§ Task prompt:
Retype the following lines of data without any changes.
___ Given entries
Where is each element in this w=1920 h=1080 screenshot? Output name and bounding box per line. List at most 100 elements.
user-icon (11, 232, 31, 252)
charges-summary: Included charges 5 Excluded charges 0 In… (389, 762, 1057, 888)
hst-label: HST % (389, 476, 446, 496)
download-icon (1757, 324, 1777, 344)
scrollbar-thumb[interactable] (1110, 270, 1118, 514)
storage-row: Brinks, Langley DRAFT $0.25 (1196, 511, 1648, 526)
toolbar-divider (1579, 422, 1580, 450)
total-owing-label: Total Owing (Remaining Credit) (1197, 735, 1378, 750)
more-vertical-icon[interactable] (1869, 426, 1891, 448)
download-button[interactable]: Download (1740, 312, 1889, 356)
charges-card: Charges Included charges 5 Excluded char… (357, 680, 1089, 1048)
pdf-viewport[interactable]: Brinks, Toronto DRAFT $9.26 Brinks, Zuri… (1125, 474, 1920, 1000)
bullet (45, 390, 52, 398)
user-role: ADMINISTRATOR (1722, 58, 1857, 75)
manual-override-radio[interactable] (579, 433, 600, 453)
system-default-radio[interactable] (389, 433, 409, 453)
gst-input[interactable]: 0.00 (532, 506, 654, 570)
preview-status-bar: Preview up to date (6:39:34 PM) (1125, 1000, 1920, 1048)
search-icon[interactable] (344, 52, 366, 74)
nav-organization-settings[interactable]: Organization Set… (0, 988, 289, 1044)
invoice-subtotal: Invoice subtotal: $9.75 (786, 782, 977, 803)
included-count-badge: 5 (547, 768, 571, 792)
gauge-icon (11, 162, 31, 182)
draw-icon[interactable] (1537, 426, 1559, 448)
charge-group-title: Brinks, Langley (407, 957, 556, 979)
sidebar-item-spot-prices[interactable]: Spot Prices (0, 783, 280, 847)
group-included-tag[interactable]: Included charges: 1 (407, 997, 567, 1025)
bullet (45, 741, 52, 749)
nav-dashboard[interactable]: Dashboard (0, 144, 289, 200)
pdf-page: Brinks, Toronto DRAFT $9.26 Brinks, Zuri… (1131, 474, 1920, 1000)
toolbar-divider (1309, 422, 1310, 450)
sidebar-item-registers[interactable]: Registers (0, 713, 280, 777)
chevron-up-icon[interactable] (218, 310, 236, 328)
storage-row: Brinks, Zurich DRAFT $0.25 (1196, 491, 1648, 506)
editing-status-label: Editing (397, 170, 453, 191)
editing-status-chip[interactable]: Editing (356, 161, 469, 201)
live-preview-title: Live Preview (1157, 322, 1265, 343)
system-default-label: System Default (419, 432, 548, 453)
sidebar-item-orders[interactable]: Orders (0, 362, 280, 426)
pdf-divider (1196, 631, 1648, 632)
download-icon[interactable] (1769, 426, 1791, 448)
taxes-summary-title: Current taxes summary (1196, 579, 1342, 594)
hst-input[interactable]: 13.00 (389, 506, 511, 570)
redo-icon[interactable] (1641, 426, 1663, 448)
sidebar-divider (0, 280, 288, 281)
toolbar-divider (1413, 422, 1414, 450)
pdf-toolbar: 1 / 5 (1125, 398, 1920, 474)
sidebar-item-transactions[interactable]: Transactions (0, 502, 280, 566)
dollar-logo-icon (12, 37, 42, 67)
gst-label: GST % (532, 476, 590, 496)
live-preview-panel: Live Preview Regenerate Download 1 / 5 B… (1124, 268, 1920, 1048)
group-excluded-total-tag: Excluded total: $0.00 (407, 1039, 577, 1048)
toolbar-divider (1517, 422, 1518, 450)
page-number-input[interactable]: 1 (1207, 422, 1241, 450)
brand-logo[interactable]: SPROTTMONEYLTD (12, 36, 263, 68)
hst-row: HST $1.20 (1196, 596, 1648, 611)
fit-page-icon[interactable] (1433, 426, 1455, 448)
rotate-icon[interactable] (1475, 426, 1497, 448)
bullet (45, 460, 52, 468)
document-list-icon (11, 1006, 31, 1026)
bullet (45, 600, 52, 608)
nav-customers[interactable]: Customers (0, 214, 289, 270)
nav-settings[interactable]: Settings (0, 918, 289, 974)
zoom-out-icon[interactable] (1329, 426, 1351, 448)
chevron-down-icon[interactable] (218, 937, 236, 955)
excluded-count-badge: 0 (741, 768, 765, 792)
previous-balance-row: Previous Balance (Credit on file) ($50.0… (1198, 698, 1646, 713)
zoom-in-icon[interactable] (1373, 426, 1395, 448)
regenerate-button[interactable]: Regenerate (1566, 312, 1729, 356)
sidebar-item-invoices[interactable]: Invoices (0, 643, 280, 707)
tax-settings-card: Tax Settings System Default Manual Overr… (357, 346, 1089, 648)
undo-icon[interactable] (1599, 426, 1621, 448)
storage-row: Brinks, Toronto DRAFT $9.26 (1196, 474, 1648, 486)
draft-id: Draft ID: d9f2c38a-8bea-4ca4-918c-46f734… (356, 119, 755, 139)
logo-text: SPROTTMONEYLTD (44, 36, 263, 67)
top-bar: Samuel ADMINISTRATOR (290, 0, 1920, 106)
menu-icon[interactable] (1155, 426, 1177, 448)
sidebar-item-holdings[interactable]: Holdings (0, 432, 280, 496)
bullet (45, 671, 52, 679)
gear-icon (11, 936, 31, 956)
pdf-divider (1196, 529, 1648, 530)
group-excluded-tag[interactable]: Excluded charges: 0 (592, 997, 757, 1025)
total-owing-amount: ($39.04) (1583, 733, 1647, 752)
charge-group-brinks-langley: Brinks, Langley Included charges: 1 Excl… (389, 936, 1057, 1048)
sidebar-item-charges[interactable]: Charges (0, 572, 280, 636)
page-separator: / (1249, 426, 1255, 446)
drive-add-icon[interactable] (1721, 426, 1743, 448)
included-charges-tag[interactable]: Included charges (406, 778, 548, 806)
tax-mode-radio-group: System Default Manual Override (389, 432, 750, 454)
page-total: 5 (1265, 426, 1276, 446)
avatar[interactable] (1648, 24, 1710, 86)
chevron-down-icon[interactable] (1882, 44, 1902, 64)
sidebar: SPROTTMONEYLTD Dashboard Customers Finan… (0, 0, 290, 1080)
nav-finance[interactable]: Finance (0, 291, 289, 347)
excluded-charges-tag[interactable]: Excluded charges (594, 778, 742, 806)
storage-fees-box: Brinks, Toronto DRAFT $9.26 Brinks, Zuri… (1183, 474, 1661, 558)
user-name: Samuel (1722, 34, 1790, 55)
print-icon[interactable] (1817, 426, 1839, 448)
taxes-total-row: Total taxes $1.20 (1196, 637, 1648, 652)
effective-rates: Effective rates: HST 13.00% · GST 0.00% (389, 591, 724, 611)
______
§ Task solution:
Where is each element in this w=1920 h=1080 screenshot? Output name and bounding box per line. List at most 100 elements.
user-icon (11, 232, 31, 252)
charges-summary: Included charges 5 Excluded charges 0 In… (389, 762, 1057, 888)
hst-label: HST % (389, 476, 446, 496)
download-icon (1757, 324, 1777, 344)
scrollbar-thumb[interactable] (1110, 270, 1118, 514)
storage-row: Brinks, Langley DRAFT $0.25 (1196, 511, 1648, 526)
toolbar-divider (1579, 422, 1580, 450)
total-owing-label: Total Owing (Remaining Credit) (1197, 735, 1378, 750)
more-vertical-icon[interactable] (1869, 426, 1891, 448)
download-button[interactable]: Download (1740, 312, 1889, 356)
charges-card: Charges Included charges 5 Excluded char… (357, 680, 1089, 1048)
pdf-viewport[interactable]: Brinks, Toronto DRAFT $9.26 Brinks, Zuri… (1125, 474, 1920, 1000)
bullet (45, 390, 52, 398)
user-role: ADMINISTRATOR (1722, 58, 1857, 75)
manual-override-radio[interactable] (579, 433, 600, 453)
system-default-radio[interactable] (389, 433, 409, 453)
gst-input[interactable]: 0.00 (532, 506, 654, 570)
preview-status-bar: Preview up to date (6:39:34 PM) (1125, 1000, 1920, 1048)
search-icon[interactable] (344, 52, 366, 74)
nav-organization-settings[interactable]: Organization Set… (0, 988, 289, 1044)
invoice-subtotal: Invoice subtotal: $9.75 (786, 782, 977, 803)
included-count-badge: 5 (547, 768, 571, 792)
gauge-icon (11, 162, 31, 182)
draw-icon[interactable] (1537, 426, 1559, 448)
charge-group-title: Brinks, Langley (407, 957, 556, 979)
sidebar-item-spot-prices[interactable]: Spot Prices (0, 783, 280, 847)
group-included-tag[interactable]: Included charges: 1 (407, 997, 567, 1025)
bullet (45, 741, 52, 749)
nav-dashboard[interactable]: Dashboard (0, 144, 289, 200)
pdf-page: Brinks, Toronto DRAFT $9.26 Brinks, Zuri… (1131, 474, 1920, 1000)
toolbar-divider (1309, 422, 1310, 450)
sidebar-item-registers[interactable]: Registers (0, 713, 280, 777)
chevron-up-icon[interactable] (218, 310, 236, 328)
storage-row: Brinks, Zurich DRAFT $0.25 (1196, 491, 1648, 506)
editing-status-label: Editing (397, 170, 453, 191)
editing-status-chip[interactable]: Editing (356, 161, 469, 201)
live-preview-title: Live Preview (1157, 322, 1265, 343)
system-default-label: System Default (419, 432, 548, 453)
sidebar-item-orders[interactable]: Orders (0, 362, 280, 426)
pdf-divider (1196, 631, 1648, 632)
download-icon[interactable] (1769, 426, 1791, 448)
taxes-summary-title: Current taxes summary (1196, 579, 1342, 594)
hst-input[interactable]: 13.00 (389, 506, 511, 570)
redo-icon[interactable] (1641, 426, 1663, 448)
sidebar-divider (0, 280, 288, 281)
toolbar-divider (1413, 422, 1414, 450)
pdf-toolbar: 1 / 5 (1125, 398, 1920, 474)
sidebar-item-transactions[interactable]: Transactions (0, 502, 280, 566)
dollar-logo-icon (12, 37, 42, 67)
gst-label: GST % (532, 476, 590, 496)
live-preview-panel: Live Preview Regenerate Download 1 / 5 B… (1124, 268, 1920, 1048)
group-excluded-total-tag: Excluded total: $0.00 (407, 1039, 577, 1048)
toolbar-divider (1517, 422, 1518, 450)
page-number-input[interactable]: 1 (1207, 422, 1241, 450)
brand-logo[interactable]: SPROTTMONEYLTD (12, 36, 263, 68)
hst-row: HST $1.20 (1196, 596, 1648, 611)
fit-page-icon[interactable] (1433, 426, 1455, 448)
rotate-icon[interactable] (1475, 426, 1497, 448)
bullet (45, 460, 52, 468)
document-list-icon (11, 1006, 31, 1026)
bullet (45, 600, 52, 608)
nav-customers[interactable]: Customers (0, 214, 289, 270)
nav-settings[interactable]: Settings (0, 918, 289, 974)
zoom-out-icon[interactable] (1329, 426, 1351, 448)
chevron-down-icon[interactable] (218, 937, 236, 955)
excluded-count-badge: 0 (741, 768, 765, 792)
previous-balance-row: Previous Balance (Credit on file) ($50.0… (1198, 698, 1646, 713)
zoom-in-icon[interactable] (1373, 426, 1395, 448)
regenerate-button[interactable]: Regenerate (1566, 312, 1729, 356)
sidebar-item-invoices[interactable]: Invoices (0, 643, 280, 707)
tax-settings-card: Tax Settings System Default Manual Overr… (357, 346, 1089, 648)
undo-icon[interactable] (1599, 426, 1621, 448)
storage-row: Brinks, Toronto DRAFT $9.26 (1196, 474, 1648, 486)
draft-id: Draft ID: d9f2c38a-8bea-4ca4-918c-46f734… (356, 119, 755, 139)
logo-text: SPROTTMONEYLTD (44, 36, 263, 67)
top-bar: Samuel ADMINISTRATOR (290, 0, 1920, 106)
menu-icon[interactable] (1155, 426, 1177, 448)
sidebar-item-holdings[interactable]: Holdings (0, 432, 280, 496)
bullet (45, 671, 52, 679)
gear-icon (11, 936, 31, 956)
pdf-divider (1196, 529, 1648, 530)
group-excluded-tag[interactable]: Excluded charges: 0 (592, 997, 757, 1025)
total-owing-amount: ($39.04) (1583, 733, 1647, 752)
charge-group-brinks-langley: Brinks, Langley Included charges: 1 Excl… (389, 936, 1057, 1048)
sidebar-item-charges[interactable]: Charges (0, 572, 280, 636)
page-separator: / (1249, 426, 1255, 446)
drive-add-icon[interactable] (1721, 426, 1743, 448)
included-charges-tag[interactable]: Included charges (406, 778, 548, 806)
tax-mode-radio-group: System Default Manual Override (389, 432, 750, 454)
page-total: 5 (1265, 426, 1276, 446)
avatar[interactable] (1648, 24, 1710, 86)
chevron-down-icon[interactable] (1882, 44, 1902, 64)
sidebar: SPROTTMONEYLTD Dashboard Customers Finan… (0, 0, 290, 1080)
nav-finance[interactable]: Finance (0, 291, 289, 347)
excluded-charges-tag[interactable]: Excluded charges (594, 778, 742, 806)
storage-fees-box: Brinks, Toronto DRAFT $9.26 Brinks, Zuri… (1183, 474, 1661, 558)
user-name: Samuel (1722, 34, 1790, 55)
print-icon[interactable] (1817, 426, 1839, 448)
taxes-total-row: Total taxes $1.20 (1196, 637, 1648, 652)
effective-rates: Effective rates: HST 13.00% · GST 0.00% (389, 591, 724, 611)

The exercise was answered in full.